Omar Barakat, who headed the local Red Crescent branch, was wounded in the strike and later died, IFRC spokesman Benoit Carpentier told reporters in Geneva.
- 'Dark day' for aid workers -
U.N. humanitarian agency OCHA said that the movements of all aid convoys in Syria had been suspended as an "immediate security measure" after the raid.
The attack marked a "very, very dark day for humanitarians in Syria and indeed across the world," OCHA spokesman Jens Laerke said, adding that it was "paramount that we are able to establish the facts through an independent investigation."
A Syrian military source denied any regime involvement, telling state media: "There is no truth to media reports that the Syrian army targeted a convoy of humanitarian aid in Aleppo province."
The Russian defense ministry also said that both its forces and the Syrian air force "did not conduct any strikes against the U.N. aid convoy."
The strike came just a few hours after the Syrian army announced the end of the truce on Monday night, accusing rebels of failing to "commit to a single element" of the U.S.-Russia deal.
Heavy fighting almost immediately resumed, with activists and AFP correspondents on the ground in Syria reporting bombardments overnight and on Tuesday in several areas.
In the battleground city of Aleppo, air raids and artillery fire hit rebel-held districts until approximately 2:00 am (2300 GMT Monday), an AFP correspondent said.
- 'Ready for barrel bombs' -
Residents spent the night huddled in their apartments sharing news about the collapsing truce via text messages and heard loud intermittent booms on Tuesday morning.
At least 39 civilians were killed in overnight bombardment of Aleppo and the surrounding province, the Syrian Observatory for Human Rights monitoring group said, and fresh clashes erupted on the city's southern edges.
In the week after the truce was declared on September 12, only 27 civilians were killed as fighting dropped significantly across the country.
In the northwestern province of Idlib Tuesday, activist Nayef Mustafa said planes circled over the opposition-held town of Salqin.
"It's calm now, but there was machinegun fire by military aircraft overnight," Mustafa told AFP.
"The ceasefire has collapsed and people are getting ready to be hit by barrel bombs."
At least four air strikes hit the central rebel-held town of Talbisseh on Tuesday morning after artillery fire throughout the night, activist Hassaan Abu Nuh said.
Kerry and Lavrov had negotiated the truce deal earlier this month, hoping to put an end to more than five years of conflict in which more than 300,000 people have been killed.
Aid to desperate civilians was a key element of the deal, but deliveries were minimal during the truce and cross-border assistance never entered Syrian territory.
The ceasefire was already under massive strain after a U.S.-led coalition strike on Saturday hit a Syrian army post near the eastern city of Deir Ezzor, where government forces are battling the Islamic State jihadist group.

#### Request A:
State whether each statement agrees with the article about the aid convoy strike in Syria, answering yes or no and quoting the words of the article that decide it: (i) OCHA said that all aid convoy movements in Syria were suspended after the raid; (ii) the Russian defense ministry acknowledged that its forces struck the U.N. aid convoy; (iii) at least 39 civilians were killed in the week after the truce was declared on September 12.
#### Request B:
Reproduce everything in the article about the aid convoy strike in Syria from "Heavy fighting almost" down to "AFP correspondent said.".
Rely only on the article about the aid convoy strike in Syria when answering.

#### Dataset:
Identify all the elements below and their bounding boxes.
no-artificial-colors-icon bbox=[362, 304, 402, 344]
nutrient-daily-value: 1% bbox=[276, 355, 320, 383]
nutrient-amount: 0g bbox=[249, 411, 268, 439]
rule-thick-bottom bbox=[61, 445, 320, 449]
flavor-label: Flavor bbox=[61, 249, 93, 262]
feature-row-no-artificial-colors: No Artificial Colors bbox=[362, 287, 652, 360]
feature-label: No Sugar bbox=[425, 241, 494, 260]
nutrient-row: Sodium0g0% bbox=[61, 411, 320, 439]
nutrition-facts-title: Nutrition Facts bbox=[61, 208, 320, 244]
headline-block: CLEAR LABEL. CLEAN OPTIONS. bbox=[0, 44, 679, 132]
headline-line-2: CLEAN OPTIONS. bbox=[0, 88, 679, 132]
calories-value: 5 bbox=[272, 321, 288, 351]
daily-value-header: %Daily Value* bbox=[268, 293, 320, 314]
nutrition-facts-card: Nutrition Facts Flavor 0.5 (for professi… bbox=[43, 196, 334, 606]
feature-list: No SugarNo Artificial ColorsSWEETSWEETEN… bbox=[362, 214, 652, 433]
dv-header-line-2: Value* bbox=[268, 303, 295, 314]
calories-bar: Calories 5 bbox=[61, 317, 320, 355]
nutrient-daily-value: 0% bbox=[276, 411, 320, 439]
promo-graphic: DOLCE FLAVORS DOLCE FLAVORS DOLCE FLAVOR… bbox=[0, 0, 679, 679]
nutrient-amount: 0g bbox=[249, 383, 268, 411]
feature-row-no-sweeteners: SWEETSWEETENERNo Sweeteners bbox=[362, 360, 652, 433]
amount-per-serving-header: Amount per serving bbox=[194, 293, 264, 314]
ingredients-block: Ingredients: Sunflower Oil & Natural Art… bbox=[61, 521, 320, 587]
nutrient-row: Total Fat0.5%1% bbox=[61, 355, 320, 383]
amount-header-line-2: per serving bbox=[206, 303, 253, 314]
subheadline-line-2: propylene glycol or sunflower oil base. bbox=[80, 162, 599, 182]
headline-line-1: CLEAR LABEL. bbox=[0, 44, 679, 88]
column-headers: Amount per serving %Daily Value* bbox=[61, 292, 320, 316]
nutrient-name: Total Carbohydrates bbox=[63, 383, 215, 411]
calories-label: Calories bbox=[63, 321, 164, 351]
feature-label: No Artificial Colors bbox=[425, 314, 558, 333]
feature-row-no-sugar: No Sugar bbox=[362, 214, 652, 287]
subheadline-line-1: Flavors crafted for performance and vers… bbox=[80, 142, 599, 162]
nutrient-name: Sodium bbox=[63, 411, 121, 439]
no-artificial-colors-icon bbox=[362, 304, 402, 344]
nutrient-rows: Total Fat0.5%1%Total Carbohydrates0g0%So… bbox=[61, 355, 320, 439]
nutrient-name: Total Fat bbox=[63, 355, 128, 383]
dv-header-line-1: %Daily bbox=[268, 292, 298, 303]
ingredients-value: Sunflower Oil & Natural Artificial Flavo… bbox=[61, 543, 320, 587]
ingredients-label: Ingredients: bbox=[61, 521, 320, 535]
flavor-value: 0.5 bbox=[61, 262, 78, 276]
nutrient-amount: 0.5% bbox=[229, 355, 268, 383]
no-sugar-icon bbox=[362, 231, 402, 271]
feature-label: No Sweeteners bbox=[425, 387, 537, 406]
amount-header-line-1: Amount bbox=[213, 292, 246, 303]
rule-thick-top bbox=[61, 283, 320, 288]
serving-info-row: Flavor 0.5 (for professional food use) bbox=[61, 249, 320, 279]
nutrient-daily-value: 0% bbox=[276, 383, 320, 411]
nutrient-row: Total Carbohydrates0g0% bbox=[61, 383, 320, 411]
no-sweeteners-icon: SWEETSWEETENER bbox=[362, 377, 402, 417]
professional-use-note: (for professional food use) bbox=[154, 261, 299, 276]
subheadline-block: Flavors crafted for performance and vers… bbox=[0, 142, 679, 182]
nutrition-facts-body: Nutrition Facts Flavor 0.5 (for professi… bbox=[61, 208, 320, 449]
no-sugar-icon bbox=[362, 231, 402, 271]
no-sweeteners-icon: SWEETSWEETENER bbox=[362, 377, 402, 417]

#### Task response A:
(i) Yes: "the movements of all aid convoys in Syria had been suspended as an "immediate security measure" after the raid."
(ii) No: "both its forces and the Syrian air force "did not conduct any strikes against the U.N. aid convoy.""
(iii) No: "In the week after the truce was declared on September 12, only 27 civilians were killed as fighting dropped significantly across the country."

#### Task response B:
Heavy fighting almost immediately resumed, with activists and AFP correspondents on the ground in Syria reporting bombardments overnight and on Tuesday in several areas.
In the battleground city of Aleppo, air raids and artillery fire hit rebel-held districts until approximately 2:00 am (2300 GMT Monday), an AFP correspondent said.